# [DATA PROVIDED]
╭──
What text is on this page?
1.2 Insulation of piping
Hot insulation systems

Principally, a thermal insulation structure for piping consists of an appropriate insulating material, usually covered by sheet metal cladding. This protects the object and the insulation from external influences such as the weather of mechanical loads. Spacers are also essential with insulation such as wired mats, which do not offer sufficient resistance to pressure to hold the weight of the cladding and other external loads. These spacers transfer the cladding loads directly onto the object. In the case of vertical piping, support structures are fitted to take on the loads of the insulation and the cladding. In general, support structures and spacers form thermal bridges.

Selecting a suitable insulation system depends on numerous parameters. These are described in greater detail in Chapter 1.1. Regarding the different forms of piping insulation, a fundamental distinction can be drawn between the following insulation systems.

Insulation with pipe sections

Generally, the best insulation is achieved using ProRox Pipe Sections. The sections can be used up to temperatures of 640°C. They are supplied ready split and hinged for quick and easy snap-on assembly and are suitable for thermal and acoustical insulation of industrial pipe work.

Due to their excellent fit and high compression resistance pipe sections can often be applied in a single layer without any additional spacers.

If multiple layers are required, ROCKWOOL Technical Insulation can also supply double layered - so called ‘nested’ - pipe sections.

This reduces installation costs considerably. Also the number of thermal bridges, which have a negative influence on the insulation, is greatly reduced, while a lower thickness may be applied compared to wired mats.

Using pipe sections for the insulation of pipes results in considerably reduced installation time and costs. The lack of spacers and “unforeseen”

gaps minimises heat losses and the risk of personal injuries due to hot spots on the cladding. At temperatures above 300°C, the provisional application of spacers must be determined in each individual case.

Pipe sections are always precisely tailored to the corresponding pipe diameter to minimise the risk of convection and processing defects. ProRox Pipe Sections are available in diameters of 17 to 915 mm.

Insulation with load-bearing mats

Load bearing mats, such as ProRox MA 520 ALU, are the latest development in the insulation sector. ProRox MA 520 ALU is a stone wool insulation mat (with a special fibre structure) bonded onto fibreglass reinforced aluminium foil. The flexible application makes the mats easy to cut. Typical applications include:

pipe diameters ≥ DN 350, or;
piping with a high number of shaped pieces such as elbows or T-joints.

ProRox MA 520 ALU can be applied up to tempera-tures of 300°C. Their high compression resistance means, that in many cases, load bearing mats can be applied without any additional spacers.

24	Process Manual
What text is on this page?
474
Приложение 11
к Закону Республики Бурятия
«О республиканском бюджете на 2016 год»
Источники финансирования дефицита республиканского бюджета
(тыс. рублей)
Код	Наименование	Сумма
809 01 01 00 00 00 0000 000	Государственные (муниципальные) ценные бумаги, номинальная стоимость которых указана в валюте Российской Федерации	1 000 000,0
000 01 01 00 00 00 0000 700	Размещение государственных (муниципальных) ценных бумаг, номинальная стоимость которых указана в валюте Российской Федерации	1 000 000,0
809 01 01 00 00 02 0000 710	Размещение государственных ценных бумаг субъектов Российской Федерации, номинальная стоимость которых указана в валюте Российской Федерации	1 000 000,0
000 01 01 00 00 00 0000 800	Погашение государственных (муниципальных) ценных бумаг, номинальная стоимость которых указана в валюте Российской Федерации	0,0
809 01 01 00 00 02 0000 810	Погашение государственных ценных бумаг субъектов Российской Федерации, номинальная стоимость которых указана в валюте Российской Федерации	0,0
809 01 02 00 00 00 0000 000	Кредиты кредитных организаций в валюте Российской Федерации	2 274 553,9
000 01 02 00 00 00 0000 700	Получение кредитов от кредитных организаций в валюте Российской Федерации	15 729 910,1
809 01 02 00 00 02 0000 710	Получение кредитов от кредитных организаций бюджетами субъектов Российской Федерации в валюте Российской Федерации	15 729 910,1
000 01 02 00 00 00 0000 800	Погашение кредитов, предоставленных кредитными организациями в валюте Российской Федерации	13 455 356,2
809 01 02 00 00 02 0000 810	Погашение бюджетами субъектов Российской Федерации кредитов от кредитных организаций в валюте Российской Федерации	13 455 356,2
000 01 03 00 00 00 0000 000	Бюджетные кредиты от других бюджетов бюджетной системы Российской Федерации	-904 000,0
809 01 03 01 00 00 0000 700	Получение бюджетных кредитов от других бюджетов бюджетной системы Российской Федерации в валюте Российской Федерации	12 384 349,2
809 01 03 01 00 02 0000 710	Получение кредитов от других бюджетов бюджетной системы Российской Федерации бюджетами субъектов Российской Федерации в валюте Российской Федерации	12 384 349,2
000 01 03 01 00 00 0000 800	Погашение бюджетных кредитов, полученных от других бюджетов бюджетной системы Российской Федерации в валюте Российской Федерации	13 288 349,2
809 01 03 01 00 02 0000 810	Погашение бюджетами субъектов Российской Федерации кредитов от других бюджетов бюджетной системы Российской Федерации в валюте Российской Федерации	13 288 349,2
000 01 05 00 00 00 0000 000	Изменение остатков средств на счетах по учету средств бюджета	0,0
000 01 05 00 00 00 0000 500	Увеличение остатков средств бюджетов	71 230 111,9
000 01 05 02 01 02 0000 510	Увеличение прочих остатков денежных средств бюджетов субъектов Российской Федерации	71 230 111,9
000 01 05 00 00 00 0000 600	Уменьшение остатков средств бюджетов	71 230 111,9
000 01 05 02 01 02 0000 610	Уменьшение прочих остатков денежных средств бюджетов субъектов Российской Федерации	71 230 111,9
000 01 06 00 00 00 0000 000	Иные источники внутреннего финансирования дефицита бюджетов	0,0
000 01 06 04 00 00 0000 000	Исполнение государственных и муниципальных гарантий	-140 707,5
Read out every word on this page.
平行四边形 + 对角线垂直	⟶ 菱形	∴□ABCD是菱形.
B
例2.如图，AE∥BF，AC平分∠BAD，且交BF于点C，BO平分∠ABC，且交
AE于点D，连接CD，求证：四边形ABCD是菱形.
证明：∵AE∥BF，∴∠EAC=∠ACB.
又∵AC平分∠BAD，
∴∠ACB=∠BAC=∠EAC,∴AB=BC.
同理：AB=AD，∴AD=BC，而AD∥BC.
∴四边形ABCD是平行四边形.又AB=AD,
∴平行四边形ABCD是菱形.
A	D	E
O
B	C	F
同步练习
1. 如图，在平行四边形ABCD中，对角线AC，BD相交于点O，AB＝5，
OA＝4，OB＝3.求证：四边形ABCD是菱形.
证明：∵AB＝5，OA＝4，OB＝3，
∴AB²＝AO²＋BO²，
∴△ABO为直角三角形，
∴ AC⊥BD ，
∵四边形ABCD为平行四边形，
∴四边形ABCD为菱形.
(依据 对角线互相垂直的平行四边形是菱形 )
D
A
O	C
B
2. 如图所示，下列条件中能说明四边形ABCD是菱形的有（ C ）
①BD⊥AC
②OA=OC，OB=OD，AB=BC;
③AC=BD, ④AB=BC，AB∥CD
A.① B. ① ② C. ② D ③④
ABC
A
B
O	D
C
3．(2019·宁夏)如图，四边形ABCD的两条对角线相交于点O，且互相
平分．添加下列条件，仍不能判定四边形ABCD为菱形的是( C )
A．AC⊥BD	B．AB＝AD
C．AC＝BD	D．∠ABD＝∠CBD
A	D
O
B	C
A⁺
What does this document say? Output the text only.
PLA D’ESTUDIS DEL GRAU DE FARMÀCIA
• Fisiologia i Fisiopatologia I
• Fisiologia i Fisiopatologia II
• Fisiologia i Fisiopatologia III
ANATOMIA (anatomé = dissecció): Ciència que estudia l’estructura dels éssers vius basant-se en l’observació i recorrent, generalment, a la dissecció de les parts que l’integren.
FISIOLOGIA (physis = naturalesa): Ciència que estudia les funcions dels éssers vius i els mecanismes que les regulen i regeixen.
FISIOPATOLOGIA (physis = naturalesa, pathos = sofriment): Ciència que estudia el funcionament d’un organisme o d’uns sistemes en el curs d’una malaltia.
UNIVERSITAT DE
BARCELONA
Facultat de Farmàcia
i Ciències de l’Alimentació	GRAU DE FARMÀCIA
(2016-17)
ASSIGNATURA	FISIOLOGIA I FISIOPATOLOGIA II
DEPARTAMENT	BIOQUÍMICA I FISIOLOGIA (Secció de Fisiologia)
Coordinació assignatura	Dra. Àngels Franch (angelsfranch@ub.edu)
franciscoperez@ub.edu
╰──
# [EXERCISE AIM]
Give the number of lines in the entries above that include the string "diameters". No other output is expected.

# [FINAL RESULT]
2